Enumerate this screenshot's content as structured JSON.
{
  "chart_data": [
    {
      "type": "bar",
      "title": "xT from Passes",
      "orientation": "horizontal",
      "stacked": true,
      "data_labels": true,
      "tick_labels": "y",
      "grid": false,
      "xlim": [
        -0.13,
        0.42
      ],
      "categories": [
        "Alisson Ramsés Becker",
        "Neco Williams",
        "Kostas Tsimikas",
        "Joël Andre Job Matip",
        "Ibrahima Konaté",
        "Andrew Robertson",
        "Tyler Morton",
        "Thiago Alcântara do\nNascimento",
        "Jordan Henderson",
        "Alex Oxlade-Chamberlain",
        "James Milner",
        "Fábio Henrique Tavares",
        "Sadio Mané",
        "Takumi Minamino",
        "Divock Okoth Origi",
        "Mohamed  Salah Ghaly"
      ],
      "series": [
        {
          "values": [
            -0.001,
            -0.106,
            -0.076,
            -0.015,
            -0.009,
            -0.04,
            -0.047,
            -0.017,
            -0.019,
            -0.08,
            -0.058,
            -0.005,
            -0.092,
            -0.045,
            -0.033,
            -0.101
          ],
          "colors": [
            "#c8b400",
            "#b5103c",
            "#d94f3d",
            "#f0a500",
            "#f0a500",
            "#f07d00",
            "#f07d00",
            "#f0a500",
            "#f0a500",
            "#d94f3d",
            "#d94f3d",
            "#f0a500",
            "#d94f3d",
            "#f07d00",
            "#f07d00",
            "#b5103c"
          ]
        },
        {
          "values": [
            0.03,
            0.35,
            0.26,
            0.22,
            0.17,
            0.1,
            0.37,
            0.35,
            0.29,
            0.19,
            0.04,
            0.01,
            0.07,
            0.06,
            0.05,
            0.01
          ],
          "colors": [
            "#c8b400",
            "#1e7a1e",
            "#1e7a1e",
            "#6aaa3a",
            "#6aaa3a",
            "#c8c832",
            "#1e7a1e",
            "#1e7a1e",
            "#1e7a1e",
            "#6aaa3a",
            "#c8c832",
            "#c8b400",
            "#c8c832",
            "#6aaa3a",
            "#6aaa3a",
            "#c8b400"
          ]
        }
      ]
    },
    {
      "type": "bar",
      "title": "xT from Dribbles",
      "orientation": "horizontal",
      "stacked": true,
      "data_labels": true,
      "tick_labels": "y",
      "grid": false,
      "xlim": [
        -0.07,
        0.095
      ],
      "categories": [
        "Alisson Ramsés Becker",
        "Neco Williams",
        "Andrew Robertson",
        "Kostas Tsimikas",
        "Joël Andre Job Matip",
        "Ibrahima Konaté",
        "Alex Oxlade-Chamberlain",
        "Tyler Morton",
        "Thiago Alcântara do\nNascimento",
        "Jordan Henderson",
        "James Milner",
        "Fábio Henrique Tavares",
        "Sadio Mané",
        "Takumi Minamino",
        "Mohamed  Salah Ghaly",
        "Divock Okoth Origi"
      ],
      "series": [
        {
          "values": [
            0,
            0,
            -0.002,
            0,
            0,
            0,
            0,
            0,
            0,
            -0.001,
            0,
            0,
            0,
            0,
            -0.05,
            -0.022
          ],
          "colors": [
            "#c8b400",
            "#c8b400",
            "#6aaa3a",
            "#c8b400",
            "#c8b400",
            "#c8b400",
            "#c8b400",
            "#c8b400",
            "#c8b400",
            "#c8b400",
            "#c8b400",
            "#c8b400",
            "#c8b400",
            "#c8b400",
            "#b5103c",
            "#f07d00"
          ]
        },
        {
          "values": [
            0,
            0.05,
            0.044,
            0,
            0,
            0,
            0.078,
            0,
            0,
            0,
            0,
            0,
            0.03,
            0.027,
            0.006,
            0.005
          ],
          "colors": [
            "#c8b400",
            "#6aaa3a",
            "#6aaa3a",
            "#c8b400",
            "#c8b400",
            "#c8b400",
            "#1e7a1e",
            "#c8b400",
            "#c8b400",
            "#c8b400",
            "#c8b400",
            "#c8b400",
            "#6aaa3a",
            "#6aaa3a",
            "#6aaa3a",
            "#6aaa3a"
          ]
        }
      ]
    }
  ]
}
----
Repeat back the data above, exact to the last character.

Solved exercise:
Enumerate this screenshot's content as structured JSON.
{
  "chart_data": [
    {
      "type": "bar",
      "title": "xT from Passes",
      "orientation": "horizontal",
      "stacked": true,
      "data_labels": true,
      "tick_labels": "y",
      "grid": false,
      "xlim": [
        -0.13,
        0.42
      ],
      "categories": [
        "Alisson Ramsés Becker",
        "Neco Williams",
        "Kostas Tsimikas",
        "Joël Andre Job Matip",
        "Ibrahima Konaté",
        "Andrew Robertson",
        "Tyler Morton",
        "Thiago Alcântara do\nNascimento",
        "Jordan Henderson",
        "Alex Oxlade-Chamberlain",
        "James Milner",
        "Fábio Henrique Tavares",
        "Sadio Mané",
        "Takumi Minamino",
        "Divock Okoth Origi",
        "Mohamed  Salah Ghaly"
      ],
      "series": [
        {
          "values": [
            -0.001,
            -0.106,
            -0.076,
            -0.015,
            -0.009,
            -0.04,
            -0.047,
            -0.017,
            -0.019,
            -0.08,
            -0.058,
            -0.005,
            -0.092,
            -0.045,
            -0.033,
            -0.101
          ],
          "colors": [
            "#c8b400",
            "#b5103c",
            "#d94f3d",
            "#f0a500",
            "#f0a500",
            "#f07d00",
            "#f07d00",
            "#f0a500",
            "#f0a500",
            "#d94f3d",
            "#d94f3d",
            "#f0a500",
            "#d94f3d",
            "#f07d00",
            "#f07d00",
            "#b5103c"
          ]
        },
        {
          "values": [
            0.03,
            0.35,
            0.26,
            0.22,
            0.17,
            0.1,
            0.37,
            0.35,
            0.29,
            0.19,
            0.04,
            0.01,
            0.07,
            0.06,
            0.05,
            0.01
          ],
          "colors": [
            "#c8b400",
            "#1e7a1e",
            "#1e7a1e",
            "#6aaa3a",
            "#6aaa3a",
            "#c8c832",
            "#1e7a1e",
            "#1e7a1e",
            "#1e7a1e",
            "#6aaa3a",
            "#c8c832",
            "#c8b400",
            "#c8c832",
            "#6aaa3a",
            "#6aaa3a",
            "#c8b400"
          ]
        }
      ]
    },
    {
      "type": "bar",
      "title": "xT from Dribbles",
      "orientation": "horizontal",
      "stacked": true,
      "data_labels": true,
      "tick_labels": "y",
      "grid": false,
      "xlim": [
        -0.07,
        0.095
      ],
      "categories": [
        "Alisson Ramsés Becker",
        "Neco Williams",
        "Andrew Robertson",
        "Kostas Tsimikas",
        "Joël Andre Job Matip",
        "Ibrahima Konaté",
        "Alex Oxlade-Chamberlain",
        "Tyler Morton",
        "Thiago Alcântara do\nNascimento",
        "Jordan Henderson",
        "James Milner",
        "Fábio Henrique Tavares",
        "Sadio Mané",
        "Takumi Minamino",
        "Mohamed  Salah Ghaly",
        "Divock Okoth Origi"
      ],
      "series": [
        {
          "values": [
            0,
            0,
            -0.002,
            0,
            0,
            0,
            0,
            0,
            0,
            -0.001,
            0,
            0,
            0,
            0,
            -0.05,
            -0.022
          ],
          "colors": [
            "#c8b400",
            "#c8b400",
            "#6aaa3a",
            "#c8b400",
            "#c8b400",
            "#c8b400",
            "#c8b400",
            "#c8b400",
            "#c8b400",
            "#c8b400",
            "#c8b400",
            "#c8b400",
            "#c8b400",
            "#c8b400",
            "#b5103c",
            "#f07d00"
          ]
        },
        {
          "values": [
            0,
            0.05,
            0.044,
            0,
            0,
            0,
            0.078,
            0,
            0,
            0,
            0,
            0,
            0.03,
            0.027,
            0.006,
            0.005
          ],
          "colors": [
            "#c8b400",
            "#6aaa3a",
            "#6aaa3a",
            "#c8b400",
            "#c8b400",
            "#c8b400",
            "#1e7a1e",
            "#c8b400",
            "#c8b400",
            "#c8b400",
            "#c8b400",
            "#c8b400",
            "#6aaa3a",
            "#6aaa3a",
            "#6aaa3a",
            "#6aaa3a"
          ]
        }
      ]
    }
  ]
}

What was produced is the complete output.